• Stated exercise:
List each line of the data that holds the word "nodes".

• Excerpt from a dataset:
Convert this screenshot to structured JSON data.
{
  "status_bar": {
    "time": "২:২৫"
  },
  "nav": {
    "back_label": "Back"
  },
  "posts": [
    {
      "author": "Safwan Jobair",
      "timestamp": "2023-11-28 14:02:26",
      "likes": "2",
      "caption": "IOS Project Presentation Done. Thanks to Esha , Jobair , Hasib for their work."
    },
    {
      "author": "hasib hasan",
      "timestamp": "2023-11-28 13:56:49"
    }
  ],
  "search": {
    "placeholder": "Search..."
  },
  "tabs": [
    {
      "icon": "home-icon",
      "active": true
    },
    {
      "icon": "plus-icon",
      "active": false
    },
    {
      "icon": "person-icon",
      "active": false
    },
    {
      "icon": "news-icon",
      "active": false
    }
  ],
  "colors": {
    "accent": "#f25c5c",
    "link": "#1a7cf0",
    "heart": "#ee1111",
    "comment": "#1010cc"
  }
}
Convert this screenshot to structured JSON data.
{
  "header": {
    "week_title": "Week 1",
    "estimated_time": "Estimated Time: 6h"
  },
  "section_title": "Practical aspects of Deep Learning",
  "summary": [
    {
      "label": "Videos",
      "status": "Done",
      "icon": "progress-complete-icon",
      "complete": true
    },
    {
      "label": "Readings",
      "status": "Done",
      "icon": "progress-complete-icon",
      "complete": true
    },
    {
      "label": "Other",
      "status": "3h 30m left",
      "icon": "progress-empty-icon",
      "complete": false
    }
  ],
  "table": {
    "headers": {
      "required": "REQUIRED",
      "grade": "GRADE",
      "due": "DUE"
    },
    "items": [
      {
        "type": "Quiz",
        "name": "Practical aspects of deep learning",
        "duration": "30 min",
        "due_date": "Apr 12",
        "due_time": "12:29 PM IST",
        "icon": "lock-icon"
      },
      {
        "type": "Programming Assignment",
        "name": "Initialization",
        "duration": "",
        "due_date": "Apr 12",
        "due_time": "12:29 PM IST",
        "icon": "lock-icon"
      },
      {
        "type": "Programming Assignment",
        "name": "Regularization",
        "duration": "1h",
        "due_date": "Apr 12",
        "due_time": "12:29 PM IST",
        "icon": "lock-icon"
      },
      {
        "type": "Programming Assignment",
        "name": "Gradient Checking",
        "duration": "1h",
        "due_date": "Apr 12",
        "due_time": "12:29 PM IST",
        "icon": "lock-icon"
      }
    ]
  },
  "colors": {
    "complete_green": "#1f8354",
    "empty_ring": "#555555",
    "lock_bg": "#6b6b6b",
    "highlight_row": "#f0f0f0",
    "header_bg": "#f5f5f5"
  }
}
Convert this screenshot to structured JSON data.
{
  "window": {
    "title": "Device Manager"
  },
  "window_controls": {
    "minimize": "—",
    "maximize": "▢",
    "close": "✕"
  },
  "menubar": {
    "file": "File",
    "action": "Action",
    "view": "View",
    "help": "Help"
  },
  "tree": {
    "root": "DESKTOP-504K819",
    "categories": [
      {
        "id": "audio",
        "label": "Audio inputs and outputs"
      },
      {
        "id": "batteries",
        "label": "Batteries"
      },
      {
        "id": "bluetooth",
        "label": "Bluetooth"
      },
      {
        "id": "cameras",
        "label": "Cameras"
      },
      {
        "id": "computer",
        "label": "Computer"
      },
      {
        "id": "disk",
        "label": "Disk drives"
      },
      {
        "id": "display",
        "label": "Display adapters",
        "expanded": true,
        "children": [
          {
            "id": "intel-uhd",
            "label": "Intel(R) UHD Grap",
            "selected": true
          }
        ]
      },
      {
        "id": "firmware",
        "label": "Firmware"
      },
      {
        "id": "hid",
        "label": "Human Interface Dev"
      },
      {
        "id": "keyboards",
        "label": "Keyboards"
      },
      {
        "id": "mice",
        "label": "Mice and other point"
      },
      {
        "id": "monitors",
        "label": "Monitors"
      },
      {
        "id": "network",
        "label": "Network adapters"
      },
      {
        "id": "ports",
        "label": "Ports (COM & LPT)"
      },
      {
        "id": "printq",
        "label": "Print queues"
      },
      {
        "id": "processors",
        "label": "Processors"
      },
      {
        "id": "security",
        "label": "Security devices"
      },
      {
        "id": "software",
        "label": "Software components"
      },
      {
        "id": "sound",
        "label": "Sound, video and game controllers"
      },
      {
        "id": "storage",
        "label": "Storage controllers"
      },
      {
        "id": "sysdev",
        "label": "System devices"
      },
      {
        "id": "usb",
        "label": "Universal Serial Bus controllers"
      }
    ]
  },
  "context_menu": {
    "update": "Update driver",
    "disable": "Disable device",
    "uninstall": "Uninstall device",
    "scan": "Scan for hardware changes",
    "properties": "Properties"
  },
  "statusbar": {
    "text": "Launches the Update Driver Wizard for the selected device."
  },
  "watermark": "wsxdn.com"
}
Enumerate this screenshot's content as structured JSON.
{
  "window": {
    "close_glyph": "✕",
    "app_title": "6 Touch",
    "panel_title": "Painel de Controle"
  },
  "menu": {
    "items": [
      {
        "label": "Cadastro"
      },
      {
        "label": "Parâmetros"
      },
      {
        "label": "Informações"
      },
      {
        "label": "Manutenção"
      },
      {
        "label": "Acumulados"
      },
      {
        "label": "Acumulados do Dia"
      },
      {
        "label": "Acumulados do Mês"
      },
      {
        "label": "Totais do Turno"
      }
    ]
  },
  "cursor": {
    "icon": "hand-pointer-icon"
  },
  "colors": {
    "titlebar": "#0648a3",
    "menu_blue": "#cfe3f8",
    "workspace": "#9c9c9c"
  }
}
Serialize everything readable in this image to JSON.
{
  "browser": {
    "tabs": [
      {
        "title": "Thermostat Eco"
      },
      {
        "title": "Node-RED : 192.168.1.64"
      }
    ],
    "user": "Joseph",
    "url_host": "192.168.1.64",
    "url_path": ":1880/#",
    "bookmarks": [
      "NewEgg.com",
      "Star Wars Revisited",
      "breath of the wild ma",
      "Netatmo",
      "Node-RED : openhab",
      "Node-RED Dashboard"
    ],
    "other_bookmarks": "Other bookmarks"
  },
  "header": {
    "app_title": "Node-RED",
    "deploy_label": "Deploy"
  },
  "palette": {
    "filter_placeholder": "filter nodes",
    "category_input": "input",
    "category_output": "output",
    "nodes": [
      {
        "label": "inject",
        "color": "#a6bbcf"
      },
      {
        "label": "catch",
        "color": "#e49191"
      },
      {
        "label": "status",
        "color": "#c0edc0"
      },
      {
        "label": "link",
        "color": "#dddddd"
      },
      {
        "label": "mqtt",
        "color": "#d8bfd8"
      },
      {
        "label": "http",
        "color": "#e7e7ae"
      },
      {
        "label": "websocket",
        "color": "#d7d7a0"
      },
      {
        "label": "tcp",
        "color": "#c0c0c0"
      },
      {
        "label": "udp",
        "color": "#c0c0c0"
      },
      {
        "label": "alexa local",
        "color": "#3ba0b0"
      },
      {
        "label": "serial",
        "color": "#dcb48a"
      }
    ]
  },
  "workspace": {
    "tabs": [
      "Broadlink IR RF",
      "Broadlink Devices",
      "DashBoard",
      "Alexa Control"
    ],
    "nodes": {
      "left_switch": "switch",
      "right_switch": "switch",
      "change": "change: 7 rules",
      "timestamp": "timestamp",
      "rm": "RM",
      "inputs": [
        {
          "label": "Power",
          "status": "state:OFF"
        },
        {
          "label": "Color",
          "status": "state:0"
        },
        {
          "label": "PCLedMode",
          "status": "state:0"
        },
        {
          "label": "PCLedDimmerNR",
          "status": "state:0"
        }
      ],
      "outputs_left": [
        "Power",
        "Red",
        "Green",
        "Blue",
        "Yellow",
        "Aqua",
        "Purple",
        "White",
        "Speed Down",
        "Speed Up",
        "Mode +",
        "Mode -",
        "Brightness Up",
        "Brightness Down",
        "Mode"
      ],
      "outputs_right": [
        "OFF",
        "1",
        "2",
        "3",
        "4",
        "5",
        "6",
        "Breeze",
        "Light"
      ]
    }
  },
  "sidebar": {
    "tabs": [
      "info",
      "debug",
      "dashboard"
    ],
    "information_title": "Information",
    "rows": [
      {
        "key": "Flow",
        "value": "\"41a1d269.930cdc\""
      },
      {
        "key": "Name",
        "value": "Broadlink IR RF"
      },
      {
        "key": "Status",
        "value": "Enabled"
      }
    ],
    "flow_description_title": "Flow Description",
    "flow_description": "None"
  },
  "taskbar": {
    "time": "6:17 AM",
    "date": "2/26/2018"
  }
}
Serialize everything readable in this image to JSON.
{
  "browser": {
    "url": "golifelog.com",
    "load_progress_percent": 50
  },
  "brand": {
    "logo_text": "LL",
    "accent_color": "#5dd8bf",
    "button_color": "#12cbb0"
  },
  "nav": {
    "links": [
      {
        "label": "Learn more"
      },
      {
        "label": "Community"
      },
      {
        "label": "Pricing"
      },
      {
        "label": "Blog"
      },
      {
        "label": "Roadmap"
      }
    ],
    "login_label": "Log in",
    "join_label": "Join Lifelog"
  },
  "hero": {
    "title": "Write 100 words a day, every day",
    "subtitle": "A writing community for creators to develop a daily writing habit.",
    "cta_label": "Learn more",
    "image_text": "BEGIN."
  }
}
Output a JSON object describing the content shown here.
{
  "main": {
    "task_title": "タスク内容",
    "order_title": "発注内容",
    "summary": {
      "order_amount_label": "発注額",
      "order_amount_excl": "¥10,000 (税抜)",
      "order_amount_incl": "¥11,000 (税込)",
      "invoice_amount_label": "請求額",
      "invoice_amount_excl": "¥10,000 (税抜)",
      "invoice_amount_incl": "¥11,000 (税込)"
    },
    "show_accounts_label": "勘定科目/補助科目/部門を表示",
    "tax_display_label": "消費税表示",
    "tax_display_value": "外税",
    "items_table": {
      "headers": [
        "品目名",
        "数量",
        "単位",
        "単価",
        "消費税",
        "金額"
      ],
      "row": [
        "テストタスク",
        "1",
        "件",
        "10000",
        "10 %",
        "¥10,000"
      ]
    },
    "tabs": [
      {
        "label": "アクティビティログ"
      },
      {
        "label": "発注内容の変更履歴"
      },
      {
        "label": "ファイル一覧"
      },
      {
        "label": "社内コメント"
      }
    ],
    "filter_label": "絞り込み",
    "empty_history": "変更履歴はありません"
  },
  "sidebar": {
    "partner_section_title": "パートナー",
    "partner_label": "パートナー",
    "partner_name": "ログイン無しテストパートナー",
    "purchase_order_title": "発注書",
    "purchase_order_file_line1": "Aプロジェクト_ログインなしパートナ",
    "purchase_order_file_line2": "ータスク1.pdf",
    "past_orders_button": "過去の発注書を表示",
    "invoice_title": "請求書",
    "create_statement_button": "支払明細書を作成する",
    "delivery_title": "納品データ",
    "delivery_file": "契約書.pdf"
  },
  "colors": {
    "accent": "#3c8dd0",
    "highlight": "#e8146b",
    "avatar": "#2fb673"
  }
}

• Task output:
    "filter_placeholder": "filter nodes",
    "nodes": [
    "nodes": {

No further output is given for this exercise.